What is asked |
Repeat the whole listing exactly as written.

Rows from a figure dataset:

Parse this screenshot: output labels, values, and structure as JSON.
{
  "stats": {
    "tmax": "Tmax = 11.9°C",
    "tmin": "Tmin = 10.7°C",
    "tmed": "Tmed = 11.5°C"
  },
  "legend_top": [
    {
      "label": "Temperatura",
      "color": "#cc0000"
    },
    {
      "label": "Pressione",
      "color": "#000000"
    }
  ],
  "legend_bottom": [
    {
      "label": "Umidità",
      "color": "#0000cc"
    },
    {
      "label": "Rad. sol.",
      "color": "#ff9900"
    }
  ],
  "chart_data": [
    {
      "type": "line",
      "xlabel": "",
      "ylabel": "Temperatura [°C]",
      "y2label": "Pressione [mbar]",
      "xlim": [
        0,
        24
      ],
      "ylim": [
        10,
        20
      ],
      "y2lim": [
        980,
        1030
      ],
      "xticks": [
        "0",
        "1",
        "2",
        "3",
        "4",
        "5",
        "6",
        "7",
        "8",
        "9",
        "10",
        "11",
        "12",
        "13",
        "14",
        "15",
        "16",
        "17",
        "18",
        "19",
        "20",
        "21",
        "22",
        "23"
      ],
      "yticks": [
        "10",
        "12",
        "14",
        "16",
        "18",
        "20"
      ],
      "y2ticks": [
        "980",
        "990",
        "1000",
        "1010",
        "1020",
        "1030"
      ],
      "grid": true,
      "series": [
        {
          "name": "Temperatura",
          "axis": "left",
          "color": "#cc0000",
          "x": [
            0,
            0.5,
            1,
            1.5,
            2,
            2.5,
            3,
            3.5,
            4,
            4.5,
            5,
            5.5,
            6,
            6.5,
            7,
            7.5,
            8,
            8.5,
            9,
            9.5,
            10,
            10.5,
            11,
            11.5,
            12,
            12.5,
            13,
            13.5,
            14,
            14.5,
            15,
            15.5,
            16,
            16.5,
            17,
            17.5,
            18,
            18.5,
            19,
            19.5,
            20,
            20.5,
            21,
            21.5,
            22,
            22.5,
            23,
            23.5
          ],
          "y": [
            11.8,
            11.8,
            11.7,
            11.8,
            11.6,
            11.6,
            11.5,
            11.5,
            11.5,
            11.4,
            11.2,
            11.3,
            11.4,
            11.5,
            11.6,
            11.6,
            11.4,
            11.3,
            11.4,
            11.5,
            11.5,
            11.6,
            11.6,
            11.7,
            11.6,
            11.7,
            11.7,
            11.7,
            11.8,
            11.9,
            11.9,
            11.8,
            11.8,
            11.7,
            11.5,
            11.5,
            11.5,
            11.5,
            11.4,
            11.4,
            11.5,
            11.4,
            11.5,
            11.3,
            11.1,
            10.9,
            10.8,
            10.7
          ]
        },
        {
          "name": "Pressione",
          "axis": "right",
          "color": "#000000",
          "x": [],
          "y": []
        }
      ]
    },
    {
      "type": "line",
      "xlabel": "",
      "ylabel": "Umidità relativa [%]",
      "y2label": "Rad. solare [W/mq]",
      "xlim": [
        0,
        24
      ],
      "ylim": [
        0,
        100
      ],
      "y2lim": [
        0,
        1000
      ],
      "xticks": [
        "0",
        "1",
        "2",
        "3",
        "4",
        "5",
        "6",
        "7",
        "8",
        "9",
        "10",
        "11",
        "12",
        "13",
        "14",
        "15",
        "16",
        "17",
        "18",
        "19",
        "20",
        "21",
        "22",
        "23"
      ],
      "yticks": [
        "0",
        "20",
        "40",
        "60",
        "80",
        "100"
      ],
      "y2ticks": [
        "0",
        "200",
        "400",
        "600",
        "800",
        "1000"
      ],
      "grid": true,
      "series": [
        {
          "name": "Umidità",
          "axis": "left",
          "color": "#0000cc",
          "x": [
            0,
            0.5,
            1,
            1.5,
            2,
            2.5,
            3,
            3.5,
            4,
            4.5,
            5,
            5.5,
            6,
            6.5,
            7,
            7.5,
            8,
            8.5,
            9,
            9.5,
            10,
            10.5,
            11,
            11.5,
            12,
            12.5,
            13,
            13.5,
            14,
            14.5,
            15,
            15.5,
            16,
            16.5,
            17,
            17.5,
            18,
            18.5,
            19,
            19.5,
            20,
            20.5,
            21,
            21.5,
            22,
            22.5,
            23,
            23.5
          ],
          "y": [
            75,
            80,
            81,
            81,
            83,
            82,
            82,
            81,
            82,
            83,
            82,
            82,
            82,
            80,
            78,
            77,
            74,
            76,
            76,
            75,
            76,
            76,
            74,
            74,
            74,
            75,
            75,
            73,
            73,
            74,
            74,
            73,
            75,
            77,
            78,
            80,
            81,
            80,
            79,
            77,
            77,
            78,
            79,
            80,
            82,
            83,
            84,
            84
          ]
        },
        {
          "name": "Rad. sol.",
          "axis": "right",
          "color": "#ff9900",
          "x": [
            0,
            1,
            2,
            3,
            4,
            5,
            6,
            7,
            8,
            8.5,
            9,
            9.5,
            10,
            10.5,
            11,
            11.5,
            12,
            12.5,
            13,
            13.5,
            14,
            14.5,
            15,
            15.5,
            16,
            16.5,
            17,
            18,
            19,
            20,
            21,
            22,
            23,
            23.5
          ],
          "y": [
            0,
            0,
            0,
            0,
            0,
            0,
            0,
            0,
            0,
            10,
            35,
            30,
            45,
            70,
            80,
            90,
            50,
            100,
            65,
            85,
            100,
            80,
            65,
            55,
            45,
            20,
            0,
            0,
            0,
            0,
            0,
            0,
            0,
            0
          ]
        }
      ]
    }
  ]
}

Final answer |
Parse this screenshot: output labels, values, and structure as JSON.
{
  "stats": {
    "tmax": "Tmax = 11.9°C",
    "tmin": "Tmin = 10.7°C",
    "tmed": "Tmed = 11.5°C"
  },
  "legend_top": [
    {
      "label": "Temperatura",
      "color": "#cc0000"
    },
    {
      "label": "Pressione",
      "color": "#000000"
    }
  ],
  "legend_bottom": [
    {
      "label": "Umidità",
      "color": "#0000cc"
    },
    {
      "label": "Rad. sol.",
      "color": "#ff9900"
    }
  ],
  "chart_data": [
    {
      "type": "line",
      "xlabel": "",
      "ylabel": "Temperatura [°C]",
      "y2label": "Pressione [mbar]",
      "xlim": [
        0,
        24
      ],
      "ylim": [
        10,
        20
      ],
      "y2lim": [
        980,
        1030
      ],
      "xticks": [
        "0",
        "1",
        "2",
        "3",
        "4",
        "5",
        "6",
        "7",
        "8",
        "9",
        "10",
        "11",
        "12",
        "13",
        "14",
        "15",
        "16",
        "17",
        "18",
        "19",
        "20",
        "21",
        "22",
        "23"
      ],
      "yticks": [
        "10",
        "12",
        "14",
        "16",
        "18",
        "20"
      ],
      "y2ticks": [
        "980",
        "990",
        "1000",
        "1010",
        "1020",
        "1030"
      ],
      "grid": true,
      "series": [
        {
          "name": "Temperatura",
          "axis": "left",
          "color": "#cc0000",
          "x": [
            0,
            0.5,
            1,
            1.5,
            2,
            2.5,
            3,
            3.5,
            4,
            4.5,
            5,
            5.5,
            6,
            6.5,
            7,
            7.5,
            8,
            8.5,
            9,
            9.5,
            10,
            10.5,
            11,
            11.5,
            12,
            12.5,
            13,
            13.5,
            14,
            14.5,
            15,
            15.5,
            16,
            16.5,
            17,
            17.5,
            18,
            18.5,
            19,
            19.5,
            20,
            20.5,
            21,
            21.5,
            22,
            22.5,
            23,
            23.5
          ],
          "y": [
            11.8,
            11.8,
            11.7,
            11.8,
            11.6,
            11.6,
            11.5,
            11.5,
            11.5,
            11.4,
            11.2,
            11.3,
            11.4,
            11.5,
            11.6,
            11.6,
            11.4,
            11.3,
            11.4,
            11.5,
            11.5,
            11.6,
            11.6,
            11.7,
            11.6,
            11.7,
            11.7,
            11.7,
            11.8,
            11.9,
            11.9,
            11.8,
            11.8,
            11.7,
            11.5,
            11.5,
            11.5,
            11.5,
            11.4,
            11.4,
            11.5,
            11.4,
            11.5,
            11.3,
            11.1,
            10.9,
            10.8,
            10.7
          ]
        },
        {
          "name": "Pressione",
          "axis": "right",
          "color": "#000000",
          "x": [],
          "y": []
        }
      ]
    },
    {
      "type": "line",
      "xlabel": "",
      "ylabel": "Umidità relativa [%]",
      "y2label": "Rad. solare [W/mq]",
      "xlim": [
        0,
        24
      ],
      "ylim": [
        0,
        100
      ],
      "y2lim": [
        0,
        1000
      ],
      "xticks": [
        "0",
        "1",
        "2",
        "3",
        "4",
        "5",
        "6",
        "7",
        "8",
        "9",
        "10",
        "11",
        "12",
        "13",
        "14",
        "15",
        "16",
        "17",
        "18",
        "19",
        "20",
        "21",
        "22",
        "23"
      ],
      "yticks": [
        "0",
        "20",
        "40",
        "60",
        "80",
        "100"
      ],
      "y2ticks": [
        "0",
        "200",
        "400",
        "600",
        "800",
        "1000"
      ],
      "grid": true,
      "series": [
        {
          "name": "Umidità",
          "axis": "left",
          "color": "#0000cc",
          "x": [
            0,
            0.5,
            1,
            1.5,
            2,
            2.5,
            3,
            3.5,
            4,
            4.5,
            5,
            5.5,
            6,
            6.5,
            7,
            7.5,
            8,
            8.5,
            9,
            9.5,
            10,
            10.5,
            11,
            11.5,
            12,
            12.5,
            13,
            13.5,
            14,
            14.5,
            15,
            15.5,
            16,
            16.5,
            17,
            17.5,
            18,
            18.5,
            19,
            19.5,
            20,
            20.5,
            21,
            21.5,
            22,
            22.5,
            23,
            23.5
          ],
          "y": [
            75,
            80,
            81,
            81,
            83,
            82,
            82,
            81,
            82,
            83,
            82,
            82,
            82,
            80,
            78,
            77,
            74,
            76,
            76,
            75,
            76,
            76,
            74,
            74,
            74,
            75,
            75,
            73,
            73,
            74,
            74,
            73,
            75,
            77,
            78,
            80,
            81,
            80,
            79,
            77,
            77,
            78,
            79,
            80,
            82,
            83,
            84,
            84
          ]
        },
        {
          "name": "Rad. sol.",
          "axis": "right",
          "color": "#ff9900",
          "x": [
            0,
            1,
            2,
            3,
            4,
            5,
            6,
            7,
            8,
            8.5,
            9,
            9.5,
            10,
            10.5,
            11,
            11.5,
            12,
            12.5,
            13,
            13.5,
            14,
            14.5,
            15,
            15.5,
            16,
            16.5,
            17,
            18,
            19,
            20,
            21,
            22,
            23,
            23.5
          ],
          "y": [
            0,
            0,
            0,
            0,
            0,
            0,
            0,
            0,
            0,
            10,
            35,
            30,
            45,
            70,
            80,
            90,
            50,
            100,
            65,
            85,
            100,
            80,
            65,
            55,
            45,
            20,
            0,
            0,
            0,
            0,
            0,
            0,
            0,
            0
          ]
        }
      ]
    }
  ]
}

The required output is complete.